• _Source records_
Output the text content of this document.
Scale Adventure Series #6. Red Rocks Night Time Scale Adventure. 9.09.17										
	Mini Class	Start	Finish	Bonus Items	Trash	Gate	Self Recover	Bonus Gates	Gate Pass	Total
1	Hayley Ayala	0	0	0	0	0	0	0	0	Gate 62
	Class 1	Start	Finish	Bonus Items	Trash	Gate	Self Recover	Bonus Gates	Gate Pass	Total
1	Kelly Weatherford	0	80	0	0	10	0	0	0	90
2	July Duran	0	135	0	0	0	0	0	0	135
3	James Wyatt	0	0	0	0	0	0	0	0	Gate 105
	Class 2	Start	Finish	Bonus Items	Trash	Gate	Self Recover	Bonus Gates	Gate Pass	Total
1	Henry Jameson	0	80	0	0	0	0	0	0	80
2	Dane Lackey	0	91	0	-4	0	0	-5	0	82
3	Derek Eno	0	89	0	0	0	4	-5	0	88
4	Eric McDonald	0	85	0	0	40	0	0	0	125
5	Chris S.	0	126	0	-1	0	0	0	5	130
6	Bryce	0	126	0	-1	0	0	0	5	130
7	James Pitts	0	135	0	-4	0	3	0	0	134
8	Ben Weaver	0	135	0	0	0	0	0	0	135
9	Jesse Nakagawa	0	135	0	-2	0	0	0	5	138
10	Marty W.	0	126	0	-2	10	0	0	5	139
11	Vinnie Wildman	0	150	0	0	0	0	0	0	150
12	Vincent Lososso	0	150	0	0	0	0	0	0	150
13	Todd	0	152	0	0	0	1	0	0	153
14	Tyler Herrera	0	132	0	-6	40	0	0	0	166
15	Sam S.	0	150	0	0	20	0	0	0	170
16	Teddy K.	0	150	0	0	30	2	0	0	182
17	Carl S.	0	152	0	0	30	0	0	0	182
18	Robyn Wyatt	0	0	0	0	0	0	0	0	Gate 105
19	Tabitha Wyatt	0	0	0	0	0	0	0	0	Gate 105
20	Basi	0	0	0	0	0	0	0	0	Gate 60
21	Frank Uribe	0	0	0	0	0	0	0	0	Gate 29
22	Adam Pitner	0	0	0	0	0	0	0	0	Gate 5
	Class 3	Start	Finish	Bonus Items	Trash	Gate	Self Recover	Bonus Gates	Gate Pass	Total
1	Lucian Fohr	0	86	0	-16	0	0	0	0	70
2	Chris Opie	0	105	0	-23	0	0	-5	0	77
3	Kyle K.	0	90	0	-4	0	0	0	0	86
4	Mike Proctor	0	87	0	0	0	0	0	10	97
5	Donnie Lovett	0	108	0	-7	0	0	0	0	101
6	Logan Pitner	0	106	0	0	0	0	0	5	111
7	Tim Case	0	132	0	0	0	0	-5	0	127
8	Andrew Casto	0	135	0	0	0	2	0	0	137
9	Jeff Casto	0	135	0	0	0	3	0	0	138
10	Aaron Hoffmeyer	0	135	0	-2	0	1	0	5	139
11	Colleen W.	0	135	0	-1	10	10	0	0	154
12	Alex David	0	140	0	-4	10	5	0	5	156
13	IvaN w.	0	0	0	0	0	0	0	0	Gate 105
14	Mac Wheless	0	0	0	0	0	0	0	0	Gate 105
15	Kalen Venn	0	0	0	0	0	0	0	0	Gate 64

• _Requirement_
Give the data again, exactly as it stands.

• _Finished answer_
Output the text content of this document.
Scale Adventure Series #6. Red Rocks Night Time Scale Adventure. 9.09.17										
	Mini Class	Start	Finish	Bonus Items	Trash	Gate	Self Recover	Bonus Gates	Gate Pass	Total
1	Hayley Ayala	0	0	0	0	0	0	0	0	Gate 62
	Class 1	Start	Finish	Bonus Items	Trash	Gate	Self Recover	Bonus Gates	Gate Pass	Total
1	Kelly Weatherford	0	80	0	0	10	0	0	0	90
2	July Duran	0	135	0	0	0	0	0	0	135
3	James Wyatt	0	0	0	0	0	0	0	0	Gate 105
	Class 2	Start	Finish	Bonus Items	Trash	Gate	Self Recover	Bonus Gates	Gate Pass	Total
1	Henry Jameson	0	80	0	0	0	0	0	0	80
2	Dane Lackey	0	91	0	-4	0	0	-5	0	82
3	Derek Eno	0	89	0	0	0	4	-5	0	88
4	Eric McDonald	0	85	0	0	40	0	0	0	125
5	Chris S.	0	126	0	-1	0	0	0	5	130
6	Bryce	0	126	0	-1	0	0	0	5	130
7	James Pitts	0	135	0	-4	0	3	0	0	134
8	Ben Weaver	0	135	0	0	0	0	0	0	135
9	Jesse Nakagawa	0	135	0	-2	0	0	0	5	138
10	Marty W.	0	126	0	-2	10	0	0	5	139
11	Vinnie Wildman	0	150	0	0	0	0	0	0	150
12	Vincent Lososso	0	150	0	0	0	0	0	0	150
13	Todd	0	152	0	0	0	1	0	0	153
14	Tyler Herrera	0	132	0	-6	40	0	0	0	166
15	Sam S.	0	150	0	0	20	0	0	0	170
16	Teddy K.	0	150	0	0	30	2	0	0	182
17	Carl S.	0	152	0	0	30	0	0	0	182
18	Robyn Wyatt	0	0	0	0	0	0	0	0	Gate 105
19	Tabitha Wyatt	0	0	0	0	0	0	0	0	Gate 105
20	Basi	0	0	0	0	0	0	0	0	Gate 60
21	Frank Uribe	0	0	0	0	0	0	0	0	Gate 29
22	Adam Pitner	0	0	0	0	0	0	0	0	Gate 5
	Class 3	Start	Finish	Bonus Items	Trash	Gate	Self Recover	Bonus Gates	Gate Pass	Total
1	Lucian Fohr	0	86	0	-16	0	0	0	0	70
2	Chris Opie	0	105	0	-23	0	0	-5	0	77
3	Kyle K.	0	90	0	-4	0	0	0	0	86
4	Mike Proctor	0	87	0	0	0	0	0	10	97
5	Donnie Lovett	0	108	0	-7	0	0	0	0	101
6	Logan Pitner	0	106	0	0	0	0	0	5	111
7	Tim Case	0	132	0	0	0	0	-5	0	127
8	Andrew Casto	0	135	0	0	0	2	0	0	137
9	Jeff Casto	0	135	0	0	0	3	0	0	138
10	Aaron Hoffmeyer	0	135	0	-2	0	1	0	5	139
11	Colleen W.	0	135	0	-1	10	10	0	0	154
12	Alex David	0	140	0	-4	10	5	0	5	156
13	IvaN w.	0	0	0	0	0	0	0	0	Gate 105
14	Mac Wheless	0	0	0	0	0	0	0	0	Gate 105
15	Kalen Venn	0	0	0	0	0	0	0	0	Gate 64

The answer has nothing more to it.